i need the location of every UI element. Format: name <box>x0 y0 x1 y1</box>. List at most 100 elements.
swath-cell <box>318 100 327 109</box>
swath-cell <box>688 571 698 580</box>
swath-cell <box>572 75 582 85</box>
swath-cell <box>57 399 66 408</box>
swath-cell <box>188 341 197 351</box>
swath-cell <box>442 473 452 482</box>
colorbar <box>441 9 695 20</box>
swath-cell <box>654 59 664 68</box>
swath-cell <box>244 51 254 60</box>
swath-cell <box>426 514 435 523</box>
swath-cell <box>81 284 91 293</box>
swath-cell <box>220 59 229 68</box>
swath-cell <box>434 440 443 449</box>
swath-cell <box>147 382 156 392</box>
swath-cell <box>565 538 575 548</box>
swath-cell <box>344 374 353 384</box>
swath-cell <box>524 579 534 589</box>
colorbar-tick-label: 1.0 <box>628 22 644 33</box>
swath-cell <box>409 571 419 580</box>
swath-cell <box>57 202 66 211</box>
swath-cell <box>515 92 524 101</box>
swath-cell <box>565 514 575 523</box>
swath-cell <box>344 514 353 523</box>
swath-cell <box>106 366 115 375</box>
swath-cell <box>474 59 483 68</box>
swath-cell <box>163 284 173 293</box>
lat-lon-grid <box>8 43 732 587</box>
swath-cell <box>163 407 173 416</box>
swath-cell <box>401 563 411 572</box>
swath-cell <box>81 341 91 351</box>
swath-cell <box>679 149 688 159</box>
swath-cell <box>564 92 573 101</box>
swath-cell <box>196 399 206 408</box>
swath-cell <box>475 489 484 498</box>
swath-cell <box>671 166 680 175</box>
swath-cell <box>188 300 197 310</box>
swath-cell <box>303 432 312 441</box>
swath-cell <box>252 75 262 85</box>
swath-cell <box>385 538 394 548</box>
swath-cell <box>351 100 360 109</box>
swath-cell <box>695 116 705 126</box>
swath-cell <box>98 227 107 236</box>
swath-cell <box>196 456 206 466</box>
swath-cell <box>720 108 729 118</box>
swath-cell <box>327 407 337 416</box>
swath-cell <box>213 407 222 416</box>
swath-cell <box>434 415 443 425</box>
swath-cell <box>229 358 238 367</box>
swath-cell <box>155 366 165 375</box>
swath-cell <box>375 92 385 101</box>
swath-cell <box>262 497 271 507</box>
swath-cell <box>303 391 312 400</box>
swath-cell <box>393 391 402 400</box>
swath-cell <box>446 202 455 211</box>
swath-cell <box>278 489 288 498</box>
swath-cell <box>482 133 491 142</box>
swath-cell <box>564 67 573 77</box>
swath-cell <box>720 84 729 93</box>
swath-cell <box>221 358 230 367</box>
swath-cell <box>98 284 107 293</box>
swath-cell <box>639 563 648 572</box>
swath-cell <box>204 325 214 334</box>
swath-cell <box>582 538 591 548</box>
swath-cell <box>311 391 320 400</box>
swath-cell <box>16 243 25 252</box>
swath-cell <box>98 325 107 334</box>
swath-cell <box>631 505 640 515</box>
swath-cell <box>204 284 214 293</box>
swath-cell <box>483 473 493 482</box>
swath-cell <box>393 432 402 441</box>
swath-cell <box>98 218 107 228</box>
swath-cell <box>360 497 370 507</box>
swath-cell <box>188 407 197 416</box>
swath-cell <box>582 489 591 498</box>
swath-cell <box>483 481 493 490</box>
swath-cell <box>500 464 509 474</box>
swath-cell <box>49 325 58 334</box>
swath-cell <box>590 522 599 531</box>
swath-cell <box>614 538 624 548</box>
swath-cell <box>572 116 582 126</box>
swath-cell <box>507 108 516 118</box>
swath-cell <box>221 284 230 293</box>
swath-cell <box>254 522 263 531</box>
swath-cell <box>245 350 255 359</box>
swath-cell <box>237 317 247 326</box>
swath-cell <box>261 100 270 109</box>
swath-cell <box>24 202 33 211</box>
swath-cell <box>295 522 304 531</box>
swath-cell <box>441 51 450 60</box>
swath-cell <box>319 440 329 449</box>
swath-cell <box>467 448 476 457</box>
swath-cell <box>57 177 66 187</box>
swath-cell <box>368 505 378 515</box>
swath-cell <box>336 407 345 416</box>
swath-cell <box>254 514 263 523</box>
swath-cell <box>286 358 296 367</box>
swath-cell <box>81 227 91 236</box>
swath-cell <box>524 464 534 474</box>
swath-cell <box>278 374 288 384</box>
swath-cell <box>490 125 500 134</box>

· · · ·

*TASK PROMPT*.
Render every line of the records above as a Markdown table with two columns, Row for the row number and Record for the line, and omit any blank lines.

*EXERCISE ANSWER*.
| Row | Record |
|---|---|
| 1 | i need the location of every UI element. Format: name <box>x0 y0 x1 y1</box>. List at most 100 elements. |
| 2 | swath-cell <box>318 100 327 109</box> |
| 3 | swath-cell <box>688 571 698 580</box> |
| 4 | swath-cell <box>572 75 582 85</box> |
| 5 | swath-cell <box>57 399 66 408</box> |
| 6 | swath-cell <box>188 341 197 351</box> |
| 7 | swath-cell <box>442 473 452 482</box> |
| 8 | colorbar <box>441 9 695 20</box> |
| 9 | swath-cell <box>654 59 664 68</box> |
| 10 | swath-cell <box>244 51 254 60</box> |
| 11 | swath-cell <box>426 514 435 523</box> |
| 12 | swath-cell <box>81 284 91 293</box> |
| 13 | swath-cell <box>220 59 229 68</box> |
| 14 | swath-cell <box>434 440 443 449</box> |
| 15 | swath-cell <box>147 382 156 392</box> |
| 16 | swath-cell <box>565 538 575 548</box> |
| 17 | swath-cell <box>344 374 353 384</box> |
| 18 | swath-cell <box>524 579 534 589</box> |
| 19 | colorbar-tick-label: 1.0 <box>628 22 644 33</box> |
| 20 | swath-cell <box>409 571 419 580</box> |
| 21 | swath-cell <box>57 202 66 211</box> |
| 22 | swath-cell <box>515 92 524 101</box> |
| 23 | swath-cell <box>565 514 575 523</box> |
| 24 | swath-cell <box>344 514 353 523</box> |
| 25 | swath-cell <box>106 366 115 375</box> |
| 26 | swath-cell <box>474 59 483 68</box> |
| 27 | swath-cell <box>163 284 173 293</box> |
| 28 | lat-lon-grid <box>8 43 732 587</box> |
| 29 | swath-cell <box>163 407 173 416</box> |
| 30 | swath-cell <box>401 563 411 572</box> |
| 31 | swath-cell <box>81 341 91 351</box> |
| 32 | swath-cell <box>679 149 688 159</box> |
| 33 | swath-cell <box>564 92 573 101</box> |
| 34 | swath-cell <box>196 399 206 408</box> |
| 35 | swath-cell <box>475 489 484 498</box> |
| 36 | swath-cell <box>671 166 680 175</box> |
| 37 | swath-cell <box>188 300 197 310</box> |
| 38 | swath-cell <box>303 432 312 441</box> |
| 39 | swath-cell <box>252 75 262 85</box> |
| 40 | swath-cell <box>385 538 394 548</box> |
| 41 | swath-cell <box>351 100 360 109</box> |
| 42 | swath-cell <box>695 116 705 126</box> |
| 43 | swath-cell <box>98 227 107 236</box> |
| 44 | swath-cell <box>196 456 206 466</box> |
| 45 | swath-cell <box>720 108 729 118</box> |
| 46 | swath-cell <box>327 407 337 416</box> |
| 47 | swath-cell <box>213 407 222 416</box> |
| 48 | swath-cell <box>434 415 443 425</box> |
| 49 | swath-cell <box>229 358 238 367</box> |
| 50 | swath-cell <box>155 366 165 375</box> |
| 51 | swath-cell <box>375 92 385 101</box> |
| 52 | swath-cell <box>262 497 271 507</box> |
| 53 | swath-cell <box>303 391 312 400</box> |
| 54 | swath-cell <box>393 391 402 400</box> |
| 55 | swath-cell <box>446 202 455 211</box> |
| 56 | swath-cell <box>278 489 288 498</box> |
| 57 | swath-cell <box>482 133 491 142</box> |
| 58 | swath-cell <box>564 67 573 77</box> |
| 59 | swath-cell <box>720 84 729 93</box> |
| 60 | swath-cell <box>221 358 230 367</box> |
| 61 | swath-cell <box>98 284 107 293</box> |
| 62 | swath-cell <box>639 563 648 572</box> |
| 63 | swath-cell <box>204 325 214 334</box> |
| 64 | swath-cell <box>582 538 591 548</box> |
| 65 | swath-cell <box>311 391 320 400</box> |
| 66 | swath-cell <box>16 243 25 252</box> |
| 67 | swath-cell <box>98 325 107 334</box> |
| 68 | swath-cell <box>631 505 640 515</box> |
| 69 | swath-cell <box>204 284 214 293</box> |
| 70 | swath-cell <box>483 473 493 482</box> |
| 71 | swath-cell <box>393 432 402 441</box> |
| 72 | swath-cell <box>98 218 107 228</box> |
| 73 | swath-cell <box>360 497 370 507</box> |
| 74 | swath-cell <box>188 407 197 416</box> |
| 75 | swath-cell <box>582 489 591 498</box> |
| 76 | swath-cell <box>483 481 493 490</box> |
| 77 | swath-cell <box>500 464 509 474</box> |
| 78 | swath-cell <box>49 325 58 334</box> |
| 79 | swath-cell <box>590 522 599 531</box> |
| 80 | swath-cell <box>614 538 624 548</box> |
| 81 | swath-cell <box>572 116 582 126</box> |
| 82 | swath-cell <box>507 108 516 118</box> |
| 83 | swath-cell <box>221 284 230 293</box> |
| 84 | swath-cell <box>254 522 263 531</box> |
| 85 | swath-cell <box>245 350 255 359</box> |
| 86 | swath-cell <box>237 317 247 326</box> |
| 87 | swath-cell <box>261 100 270 109</box> |
| 88 | swath-cell <box>24 202 33 211</box> |
| 89 | swath-cell <box>295 522 304 531</box> |
| 90 | swath-cell <box>441 51 450 60</box> |
| 91 | swath-cell <box>319 440 329 449</box> |
| 92 | swath-cell <box>467 448 476 457</box> |
| 93 | swath-cell <box>57 177 66 187</box> |
| 94 | swath-cell <box>368 505 378 515</box> |
| 95 | swath-cell <box>336 407 345 416</box> |
| 96 | swath-cell <box>254 514 263 523</box> |
| 97 | swath-cell <box>286 358 296 367</box> |
| 98 | swath-cell <box>81 227 91 236</box> |
| 99 | swath-cell <box>524 464 534 474</box> |
| 100 | swath-cell <box>278 374 288 384</box> |
| 101 | swath-cell <box>490 125 500 134</box> |